▶ **Written request**
Copy the listing below in full and skip every picture.

---------- Dataset content

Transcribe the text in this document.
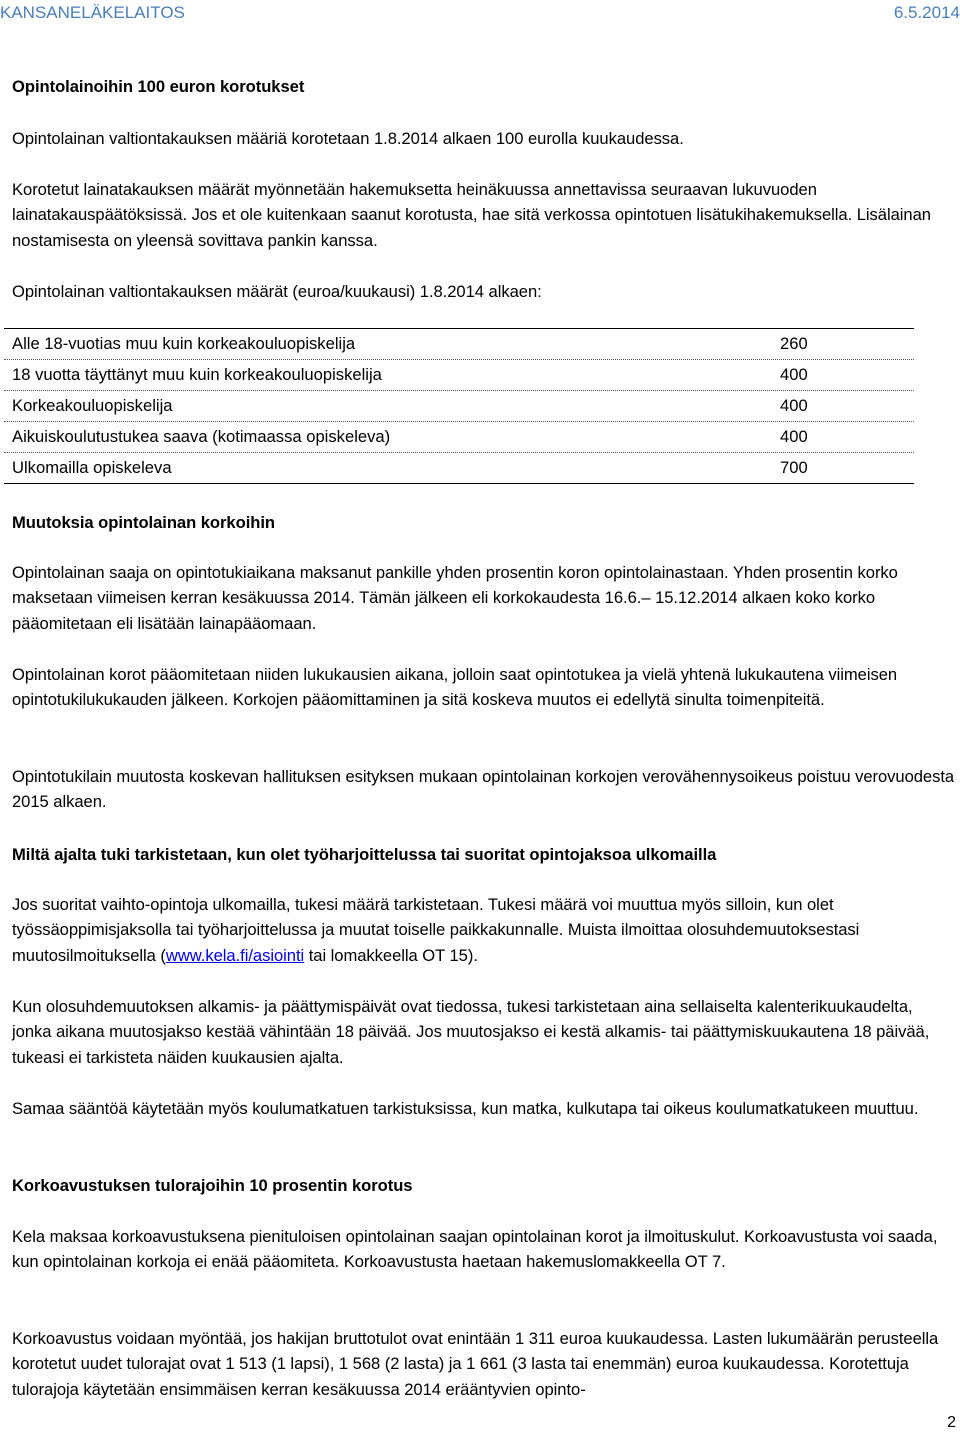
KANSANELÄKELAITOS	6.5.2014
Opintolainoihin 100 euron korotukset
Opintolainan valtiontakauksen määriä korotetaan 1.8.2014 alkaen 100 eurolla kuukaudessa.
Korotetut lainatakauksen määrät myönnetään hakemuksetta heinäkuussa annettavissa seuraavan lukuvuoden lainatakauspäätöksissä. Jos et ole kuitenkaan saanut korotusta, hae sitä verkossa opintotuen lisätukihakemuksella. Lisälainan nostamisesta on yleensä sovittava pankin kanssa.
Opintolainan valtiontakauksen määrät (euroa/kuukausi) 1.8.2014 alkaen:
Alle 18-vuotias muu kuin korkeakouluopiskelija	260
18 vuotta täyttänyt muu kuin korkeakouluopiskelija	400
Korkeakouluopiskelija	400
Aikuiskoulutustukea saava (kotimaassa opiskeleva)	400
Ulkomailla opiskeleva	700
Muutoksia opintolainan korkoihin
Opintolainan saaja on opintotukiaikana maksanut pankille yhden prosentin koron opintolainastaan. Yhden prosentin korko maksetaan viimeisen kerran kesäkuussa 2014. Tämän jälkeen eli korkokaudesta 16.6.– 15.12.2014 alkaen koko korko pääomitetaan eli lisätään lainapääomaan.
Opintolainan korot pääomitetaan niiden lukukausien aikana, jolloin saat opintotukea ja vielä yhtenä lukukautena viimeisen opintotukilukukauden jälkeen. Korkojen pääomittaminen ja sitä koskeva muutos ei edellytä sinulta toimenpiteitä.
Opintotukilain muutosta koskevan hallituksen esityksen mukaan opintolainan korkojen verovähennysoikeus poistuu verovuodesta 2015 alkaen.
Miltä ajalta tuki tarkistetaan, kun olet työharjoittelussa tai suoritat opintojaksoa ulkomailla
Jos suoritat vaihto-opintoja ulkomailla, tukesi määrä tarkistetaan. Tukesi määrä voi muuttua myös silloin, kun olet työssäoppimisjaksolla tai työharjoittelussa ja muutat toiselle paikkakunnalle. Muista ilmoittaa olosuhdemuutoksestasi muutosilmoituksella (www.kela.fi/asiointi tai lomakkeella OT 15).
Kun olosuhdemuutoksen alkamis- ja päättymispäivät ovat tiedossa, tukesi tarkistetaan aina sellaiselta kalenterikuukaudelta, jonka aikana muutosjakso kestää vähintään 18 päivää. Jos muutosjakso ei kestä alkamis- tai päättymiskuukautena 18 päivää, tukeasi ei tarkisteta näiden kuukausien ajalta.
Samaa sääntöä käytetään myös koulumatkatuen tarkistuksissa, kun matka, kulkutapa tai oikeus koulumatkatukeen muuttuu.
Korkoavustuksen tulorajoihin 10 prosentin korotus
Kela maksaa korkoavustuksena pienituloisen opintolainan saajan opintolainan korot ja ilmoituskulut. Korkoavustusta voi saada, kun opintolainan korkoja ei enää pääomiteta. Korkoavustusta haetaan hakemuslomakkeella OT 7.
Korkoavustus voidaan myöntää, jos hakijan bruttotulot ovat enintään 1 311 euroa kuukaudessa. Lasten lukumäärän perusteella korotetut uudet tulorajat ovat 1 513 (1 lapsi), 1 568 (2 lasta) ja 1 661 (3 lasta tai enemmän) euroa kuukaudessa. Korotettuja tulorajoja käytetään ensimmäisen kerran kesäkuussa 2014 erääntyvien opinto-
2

--------------------

▶ **Right answer**
Transcribe the text in this document.
KANSANELÄKELAITOS	6.5.2014
Opintolainoihin 100 euron korotukset
Opintolainan valtiontakauksen määriä korotetaan 1.8.2014 alkaen 100 eurolla kuukaudessa.
Korotetut lainatakauksen määrät myönnetään hakemuksetta heinäkuussa annettavissa seuraavan lukuvuoden lainatakauspäätöksissä. Jos et ole kuitenkaan saanut korotusta, hae sitä verkossa opintotuen lisätukihakemuksella. Lisälainan nostamisesta on yleensä sovittava pankin kanssa.
Opintolainan valtiontakauksen määrät (euroa/kuukausi) 1.8.2014 alkaen:
Alle 18-vuotias muu kuin korkeakouluopiskelija	260
18 vuotta täyttänyt muu kuin korkeakouluopiskelija	400
Korkeakouluopiskelija	400
Aikuiskoulutustukea saava (kotimaassa opiskeleva)	400
Ulkomailla opiskeleva	700
Muutoksia opintolainan korkoihin
Opintolainan saaja on opintotukiaikana maksanut pankille yhden prosentin koron opintolainastaan. Yhden prosentin korko maksetaan viimeisen kerran kesäkuussa 2014. Tämän jälkeen eli korkokaudesta 16.6.– 15.12.2014 alkaen koko korko pääomitetaan eli lisätään lainapääomaan.
Opintolainan korot pääomitetaan niiden lukukausien aikana, jolloin saat opintotukea ja vielä yhtenä lukukautena viimeisen opintotukilukukauden jälkeen. Korkojen pääomittaminen ja sitä koskeva muutos ei edellytä sinulta toimenpiteitä.
Opintotukilain muutosta koskevan hallituksen esityksen mukaan opintolainan korkojen verovähennysoikeus poistuu verovuodesta 2015 alkaen.
Miltä ajalta tuki tarkistetaan, kun olet työharjoittelussa tai suoritat opintojaksoa ulkomailla
Jos suoritat vaihto-opintoja ulkomailla, tukesi määrä tarkistetaan. Tukesi määrä voi muuttua myös silloin, kun olet työssäoppimisjaksolla tai työharjoittelussa ja muutat toiselle paikkakunnalle. Muista ilmoittaa olosuhdemuutoksestasi muutosilmoituksella (www.kela.fi/asiointi tai lomakkeella OT 15).
Kun olosuhdemuutoksen alkamis- ja päättymispäivät ovat tiedossa, tukesi tarkistetaan aina sellaiselta kalenterikuukaudelta, jonka aikana muutosjakso kestää vähintään 18 päivää. Jos muutosjakso ei kestä alkamis- tai päättymiskuukautena 18 päivää, tukeasi ei tarkisteta näiden kuukausien ajalta.
Samaa sääntöä käytetään myös koulumatkatuen tarkistuksissa, kun matka, kulkutapa tai oikeus koulumatkatukeen muuttuu.
Korkoavustuksen tulorajoihin 10 prosentin korotus
Kela maksaa korkoavustuksena pienituloisen opintolainan saajan opintolainan korot ja ilmoituskulut. Korkoavustusta voi saada, kun opintolainan korkoja ei enää pääomiteta. Korkoavustusta haetaan hakemuslomakkeella OT 7.
Korkoavustus voidaan myöntää, jos hakijan bruttotulot ovat enintään 1 311 euroa kuukaudessa. Lasten lukumäärän perusteella korotetut uudet tulorajat ovat 1 513 (1 lapsi), 1 568 (2 lasta) ja 1 661 (3 lasta tai enemmän) euroa kuukaudessa. Korotettuja tulorajoja käytetään ensimmäisen kerran kesäkuussa 2014 erääntyvien opinto-
2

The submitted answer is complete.